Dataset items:
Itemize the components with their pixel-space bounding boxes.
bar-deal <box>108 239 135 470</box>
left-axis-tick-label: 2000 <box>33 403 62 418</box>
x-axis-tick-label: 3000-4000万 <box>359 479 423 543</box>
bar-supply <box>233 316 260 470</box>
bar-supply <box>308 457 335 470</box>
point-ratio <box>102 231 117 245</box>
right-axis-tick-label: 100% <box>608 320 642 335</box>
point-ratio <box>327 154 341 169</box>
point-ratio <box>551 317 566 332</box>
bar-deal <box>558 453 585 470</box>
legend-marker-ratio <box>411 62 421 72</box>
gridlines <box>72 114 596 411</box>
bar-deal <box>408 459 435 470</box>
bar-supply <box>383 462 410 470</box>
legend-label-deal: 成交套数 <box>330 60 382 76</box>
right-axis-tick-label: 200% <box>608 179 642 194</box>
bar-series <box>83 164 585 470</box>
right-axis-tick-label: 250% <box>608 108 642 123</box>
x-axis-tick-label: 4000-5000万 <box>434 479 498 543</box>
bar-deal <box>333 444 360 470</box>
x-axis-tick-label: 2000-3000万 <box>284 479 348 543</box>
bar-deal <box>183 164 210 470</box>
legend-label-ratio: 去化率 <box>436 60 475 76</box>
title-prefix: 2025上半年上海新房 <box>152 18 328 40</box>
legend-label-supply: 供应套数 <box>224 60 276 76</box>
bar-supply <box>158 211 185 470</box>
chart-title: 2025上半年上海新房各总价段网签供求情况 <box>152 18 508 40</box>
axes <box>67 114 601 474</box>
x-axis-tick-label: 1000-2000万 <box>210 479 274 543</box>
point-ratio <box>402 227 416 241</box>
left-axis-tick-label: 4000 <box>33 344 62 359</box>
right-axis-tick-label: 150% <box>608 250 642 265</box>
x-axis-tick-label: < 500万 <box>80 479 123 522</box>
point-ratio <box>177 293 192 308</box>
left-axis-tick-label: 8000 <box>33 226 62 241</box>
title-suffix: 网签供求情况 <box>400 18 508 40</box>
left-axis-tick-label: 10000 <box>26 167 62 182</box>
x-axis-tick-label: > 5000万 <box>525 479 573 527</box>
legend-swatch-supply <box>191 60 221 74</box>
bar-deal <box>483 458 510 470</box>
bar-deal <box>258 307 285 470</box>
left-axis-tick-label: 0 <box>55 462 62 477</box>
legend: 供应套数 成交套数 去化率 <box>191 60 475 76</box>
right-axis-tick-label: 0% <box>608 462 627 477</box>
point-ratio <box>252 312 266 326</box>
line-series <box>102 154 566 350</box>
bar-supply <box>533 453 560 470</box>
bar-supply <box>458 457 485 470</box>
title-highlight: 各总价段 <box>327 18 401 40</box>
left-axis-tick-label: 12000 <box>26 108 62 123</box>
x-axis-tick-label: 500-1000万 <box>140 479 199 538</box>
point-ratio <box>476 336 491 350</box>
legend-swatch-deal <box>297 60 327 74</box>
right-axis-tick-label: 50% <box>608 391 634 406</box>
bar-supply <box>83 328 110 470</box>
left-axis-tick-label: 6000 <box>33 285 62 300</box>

### WORK TO BE COMPLETED
Return the data word for word, everything from the very first line of the data down to and including the line that contains "point-ratio <box>402 227 416 241</box>".

### EXERCISE ANSWER
Itemize the components with their pixel-space bounding boxes.
bar-deal <box>108 239 135 470</box>
left-axis-tick-label: 2000 <box>33 403 62 418</box>
x-axis-tick-label: 3000-4000万 <box>359 479 423 543</box>
bar-supply <box>233 316 260 470</box>
bar-supply <box>308 457 335 470</box>
point-ratio <box>102 231 117 245</box>
right-axis-tick-label: 100% <box>608 320 642 335</box>
point-ratio <box>327 154 341 169</box>
point-ratio <box>551 317 566 332</box>
bar-deal <box>558 453 585 470</box>
legend-marker-ratio <box>411 62 421 72</box>
gridlines <box>72 114 596 411</box>
bar-deal <box>408 459 435 470</box>
bar-supply <box>383 462 410 470</box>
legend-label-deal: 成交套数 <box>330 60 382 76</box>
right-axis-tick-label: 200% <box>608 179 642 194</box>
bar-series <box>83 164 585 470</box>
right-axis-tick-label: 250% <box>608 108 642 123</box>
x-axis-tick-label: 4000-5000万 <box>434 479 498 543</box>
bar-deal <box>333 444 360 470</box>
x-axis-tick-label: 2000-3000万 <box>284 479 348 543</box>
bar-deal <box>183 164 210 470</box>
legend-label-ratio: 去化率 <box>436 60 475 76</box>
title-prefix: 2025上半年上海新房 <box>152 18 328 40</box>
legend-label-supply: 供应套数 <box>224 60 276 76</box>
bar-supply <box>158 211 185 470</box>
chart-title: 2025上半年上海新房各总价段网签供求情况 <box>152 18 508 40</box>
axes <box>67 114 601 474</box>
x-axis-tick-label: 1000-2000万 <box>210 479 274 543</box>
point-ratio <box>402 227 416 241</box>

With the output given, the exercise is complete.